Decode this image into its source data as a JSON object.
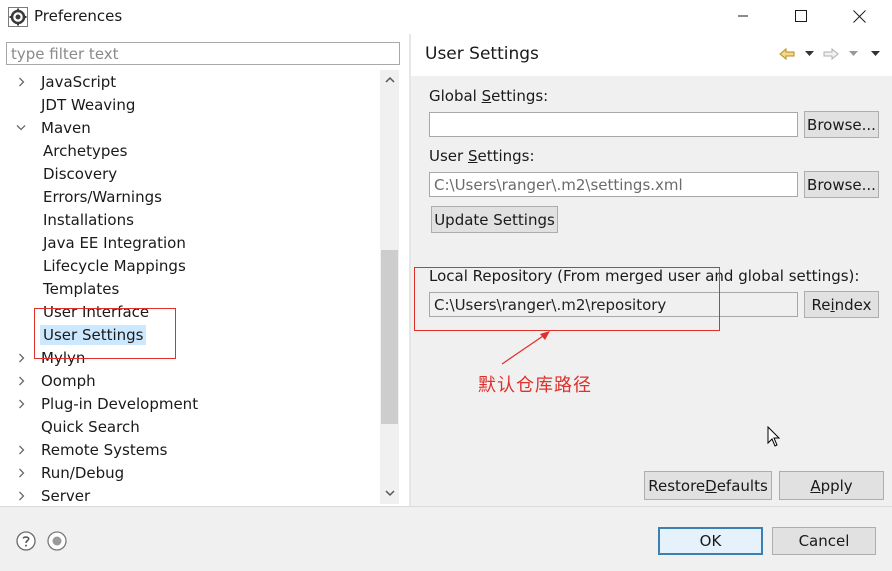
{
  "window": {
    "title": "Preferences"
  },
  "filter": {
    "placeholder": "type filter text"
  },
  "tree": {
    "items": [
      {
        "label": "JavaScript",
        "expander": "right"
      },
      {
        "label": "JDT Weaving",
        "expander": "none"
      },
      {
        "label": "Maven",
        "expander": "down"
      },
      {
        "label": "Archetypes",
        "expander": "child"
      },
      {
        "label": "Discovery",
        "expander": "child"
      },
      {
        "label": "Errors/Warnings",
        "expander": "child"
      },
      {
        "label": "Installations",
        "expander": "child"
      },
      {
        "label": "Java EE Integration",
        "expander": "child"
      },
      {
        "label": "Lifecycle Mappings",
        "expander": "child"
      },
      {
        "label": "Templates",
        "expander": "child"
      },
      {
        "label": "User Interface",
        "expander": "child"
      },
      {
        "label": "User Settings",
        "expander": "child",
        "selected": true
      },
      {
        "label": "Mylyn",
        "expander": "right"
      },
      {
        "label": "Oomph",
        "expander": "right"
      },
      {
        "label": "Plug-in Development",
        "expander": "right"
      },
      {
        "label": "Quick Search",
        "expander": "none"
      },
      {
        "label": "Remote Systems",
        "expander": "right"
      },
      {
        "label": "Run/Debug",
        "expander": "right"
      },
      {
        "label": "Server",
        "expander": "right"
      }
    ]
  },
  "page": {
    "title": "User Settings",
    "global_label": {
      "pre": "Global ",
      "mn": "S",
      "post": "ettings:"
    },
    "global_value": "",
    "browse_label": "Browse...",
    "user_label": {
      "pre": "User ",
      "mn": "S",
      "post": "ettings:"
    },
    "user_value": "C:\\Users\\ranger\\.m2\\settings.xml",
    "update_label": "Update Settings",
    "local_repo_label": "Local Repository (From merged user and global settings):",
    "local_repo_value": "C:\\Users\\ranger\\.m2\\repository",
    "reindex": {
      "pre": "Re",
      "mn": "i",
      "post": "ndex"
    },
    "restore": {
      "pre": "Restore ",
      "mn": "D",
      "post": "efaults"
    },
    "apply": {
      "pre": "",
      "mn": "A",
      "post": "pply"
    }
  },
  "annotation": {
    "text": "默认仓库路径",
    "color": "#e0302a"
  },
  "footer": {
    "ok_label": "OK",
    "cancel_label": "Cancel"
  },
  "icons": {
    "app": "eclipse-preferences-icon",
    "minimize": "minimize-icon",
    "maximize": "maximize-icon",
    "close": "close-icon",
    "back": "back-arrow-icon",
    "forward": "forward-arrow-icon",
    "menu": "view-menu-icon",
    "help": "help-icon",
    "import_export": "import-export-icon"
  }
}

Given task: Pull out each line of the records holding the string "ranger".

Result of the exercise:
    "user_value": "C:\\Users\\ranger\\.m2\\settings.xml",
    "local_repo_value": "C:\\Users\\ranger\\.m2\\repository",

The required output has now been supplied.